» **THE DATA**:
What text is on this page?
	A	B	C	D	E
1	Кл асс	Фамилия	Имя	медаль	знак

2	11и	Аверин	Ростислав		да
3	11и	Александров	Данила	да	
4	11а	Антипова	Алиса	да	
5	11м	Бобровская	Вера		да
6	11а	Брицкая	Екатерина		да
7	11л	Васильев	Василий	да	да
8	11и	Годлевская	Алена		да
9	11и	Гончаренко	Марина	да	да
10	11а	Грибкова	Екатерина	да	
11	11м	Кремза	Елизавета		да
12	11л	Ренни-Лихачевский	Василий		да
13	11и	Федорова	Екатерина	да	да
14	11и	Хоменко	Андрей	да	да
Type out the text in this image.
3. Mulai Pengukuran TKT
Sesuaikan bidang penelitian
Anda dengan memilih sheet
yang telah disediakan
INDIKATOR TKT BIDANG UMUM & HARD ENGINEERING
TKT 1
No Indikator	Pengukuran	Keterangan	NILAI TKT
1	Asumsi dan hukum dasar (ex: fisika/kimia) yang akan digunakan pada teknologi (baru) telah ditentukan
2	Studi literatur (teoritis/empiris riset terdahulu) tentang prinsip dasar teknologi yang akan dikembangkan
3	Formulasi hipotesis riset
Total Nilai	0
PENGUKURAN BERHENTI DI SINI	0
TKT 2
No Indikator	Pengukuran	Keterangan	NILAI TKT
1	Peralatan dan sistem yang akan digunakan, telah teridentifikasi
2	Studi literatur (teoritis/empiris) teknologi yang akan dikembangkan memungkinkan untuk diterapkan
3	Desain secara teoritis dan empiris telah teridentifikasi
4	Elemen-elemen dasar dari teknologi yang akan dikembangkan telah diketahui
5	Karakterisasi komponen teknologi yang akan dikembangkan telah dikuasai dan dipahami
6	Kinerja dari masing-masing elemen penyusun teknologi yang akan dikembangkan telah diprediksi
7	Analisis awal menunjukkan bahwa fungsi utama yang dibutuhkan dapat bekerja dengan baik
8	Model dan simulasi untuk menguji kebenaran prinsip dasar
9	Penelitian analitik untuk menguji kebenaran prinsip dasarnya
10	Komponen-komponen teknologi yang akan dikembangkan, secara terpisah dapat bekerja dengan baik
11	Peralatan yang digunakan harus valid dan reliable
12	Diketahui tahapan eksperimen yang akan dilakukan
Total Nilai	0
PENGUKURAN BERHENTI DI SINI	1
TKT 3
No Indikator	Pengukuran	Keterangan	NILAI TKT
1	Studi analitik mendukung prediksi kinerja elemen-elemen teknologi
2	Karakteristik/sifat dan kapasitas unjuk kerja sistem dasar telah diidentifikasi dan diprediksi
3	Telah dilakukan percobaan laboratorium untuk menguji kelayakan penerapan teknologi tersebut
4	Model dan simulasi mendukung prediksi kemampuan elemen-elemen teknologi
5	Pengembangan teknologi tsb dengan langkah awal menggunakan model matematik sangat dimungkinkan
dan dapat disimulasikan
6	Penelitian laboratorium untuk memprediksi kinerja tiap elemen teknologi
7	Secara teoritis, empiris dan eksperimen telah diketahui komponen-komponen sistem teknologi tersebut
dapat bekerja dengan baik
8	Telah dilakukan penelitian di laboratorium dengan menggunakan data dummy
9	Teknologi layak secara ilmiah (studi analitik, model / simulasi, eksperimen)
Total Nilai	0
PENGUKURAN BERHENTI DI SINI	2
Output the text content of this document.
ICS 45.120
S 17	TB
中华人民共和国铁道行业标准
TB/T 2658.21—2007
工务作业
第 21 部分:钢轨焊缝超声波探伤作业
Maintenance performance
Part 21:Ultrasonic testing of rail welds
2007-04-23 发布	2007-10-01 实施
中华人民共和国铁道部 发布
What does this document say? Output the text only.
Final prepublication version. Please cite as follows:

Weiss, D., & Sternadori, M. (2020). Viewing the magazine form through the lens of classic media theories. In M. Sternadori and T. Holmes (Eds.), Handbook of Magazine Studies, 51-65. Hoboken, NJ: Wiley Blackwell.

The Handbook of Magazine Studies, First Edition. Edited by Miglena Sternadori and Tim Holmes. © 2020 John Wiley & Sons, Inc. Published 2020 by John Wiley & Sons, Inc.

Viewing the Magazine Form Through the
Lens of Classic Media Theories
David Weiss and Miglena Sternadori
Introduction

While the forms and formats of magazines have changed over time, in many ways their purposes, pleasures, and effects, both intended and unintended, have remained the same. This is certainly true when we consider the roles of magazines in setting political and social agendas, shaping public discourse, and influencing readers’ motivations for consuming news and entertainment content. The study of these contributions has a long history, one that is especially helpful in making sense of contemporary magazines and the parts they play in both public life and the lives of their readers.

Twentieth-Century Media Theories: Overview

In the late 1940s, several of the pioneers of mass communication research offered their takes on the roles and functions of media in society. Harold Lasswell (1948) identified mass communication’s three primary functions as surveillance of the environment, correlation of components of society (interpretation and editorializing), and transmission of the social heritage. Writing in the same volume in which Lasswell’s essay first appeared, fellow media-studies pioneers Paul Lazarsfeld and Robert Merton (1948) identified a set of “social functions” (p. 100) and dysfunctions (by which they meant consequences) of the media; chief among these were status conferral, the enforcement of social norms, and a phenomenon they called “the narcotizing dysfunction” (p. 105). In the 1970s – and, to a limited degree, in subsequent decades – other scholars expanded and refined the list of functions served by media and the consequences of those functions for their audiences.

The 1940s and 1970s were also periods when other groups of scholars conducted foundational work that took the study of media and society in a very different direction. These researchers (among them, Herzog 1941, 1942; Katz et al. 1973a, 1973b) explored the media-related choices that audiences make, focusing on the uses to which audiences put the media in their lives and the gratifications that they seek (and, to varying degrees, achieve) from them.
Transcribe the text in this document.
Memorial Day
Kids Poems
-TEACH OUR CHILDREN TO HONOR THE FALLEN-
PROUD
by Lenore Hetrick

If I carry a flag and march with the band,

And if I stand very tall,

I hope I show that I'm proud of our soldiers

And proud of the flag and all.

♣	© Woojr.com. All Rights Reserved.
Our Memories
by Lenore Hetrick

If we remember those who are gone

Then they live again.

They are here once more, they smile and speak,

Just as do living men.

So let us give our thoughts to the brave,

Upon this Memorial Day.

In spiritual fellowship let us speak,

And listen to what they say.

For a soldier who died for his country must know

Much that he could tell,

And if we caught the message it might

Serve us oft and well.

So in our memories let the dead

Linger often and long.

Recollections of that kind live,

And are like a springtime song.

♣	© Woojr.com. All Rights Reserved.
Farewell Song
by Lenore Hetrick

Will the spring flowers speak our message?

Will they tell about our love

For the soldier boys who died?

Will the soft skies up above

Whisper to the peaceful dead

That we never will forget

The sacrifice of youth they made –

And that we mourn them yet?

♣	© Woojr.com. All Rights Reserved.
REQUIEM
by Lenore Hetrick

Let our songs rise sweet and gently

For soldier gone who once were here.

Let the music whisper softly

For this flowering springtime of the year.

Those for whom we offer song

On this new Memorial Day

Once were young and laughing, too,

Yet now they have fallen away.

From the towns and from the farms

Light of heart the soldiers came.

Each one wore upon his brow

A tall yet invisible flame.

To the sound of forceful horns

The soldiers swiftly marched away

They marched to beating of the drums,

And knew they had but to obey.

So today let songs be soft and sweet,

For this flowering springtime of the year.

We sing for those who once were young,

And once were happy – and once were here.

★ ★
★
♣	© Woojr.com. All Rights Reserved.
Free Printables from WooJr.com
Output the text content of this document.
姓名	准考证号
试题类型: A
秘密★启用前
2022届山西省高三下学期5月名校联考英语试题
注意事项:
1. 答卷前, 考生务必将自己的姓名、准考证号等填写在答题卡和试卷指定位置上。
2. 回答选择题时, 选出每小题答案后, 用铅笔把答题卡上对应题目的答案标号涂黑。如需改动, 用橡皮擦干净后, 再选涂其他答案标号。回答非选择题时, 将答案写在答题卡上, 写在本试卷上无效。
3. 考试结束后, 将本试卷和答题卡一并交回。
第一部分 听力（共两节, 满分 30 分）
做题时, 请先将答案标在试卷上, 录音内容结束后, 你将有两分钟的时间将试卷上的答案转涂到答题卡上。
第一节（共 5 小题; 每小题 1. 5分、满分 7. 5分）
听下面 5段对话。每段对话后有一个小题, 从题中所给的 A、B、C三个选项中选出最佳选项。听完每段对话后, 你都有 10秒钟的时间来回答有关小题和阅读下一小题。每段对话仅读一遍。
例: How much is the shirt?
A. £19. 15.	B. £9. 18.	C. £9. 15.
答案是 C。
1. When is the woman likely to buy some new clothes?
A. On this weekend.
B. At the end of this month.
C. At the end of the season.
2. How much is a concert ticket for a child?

» **TASK TO CARRY OUT**: Copy out each line of the data where the string "among" appears.

» **THE SOLUTION**:
In the late 1940s, several of the pioneers of mass communication research offered their takes on the roles and functions of media in society. Harold Lasswell (1948) identified mass communication’s three primary functions as surveillance of the environment, correlation of components of society (interpretation and editorializing), and transmission of the social heritage. Writing in the same volume in which Lasswell’s essay first appeared, fellow media-studies pioneers Paul Lazarsfeld and Robert Merton (1948) identified a set of “social functions” (p. 100) and dysfunctions (by which they meant consequences) of the media; chief among these were status conferral, the enforcement of social norms, and a phenomenon they called “the narcotizing dysfunction” (p. 105). In the 1970s – and, to a limited degree, in subsequent decades – other scholars expanded and refined the list of functions served by media and the consequences of those functions for their audiences.
The 1940s and 1970s were also periods when other groups of scholars conducted foundational work that took the study of media and society in a very different direction. These researchers (among them, Herzog 1941, 1942; Katz et al. 1973a, 1973b) explored the media-related choices that audiences make, focusing on the uses to which audiences put the media in their lives and the gratifications that they seek (and, to varying degrees, achieve) from them.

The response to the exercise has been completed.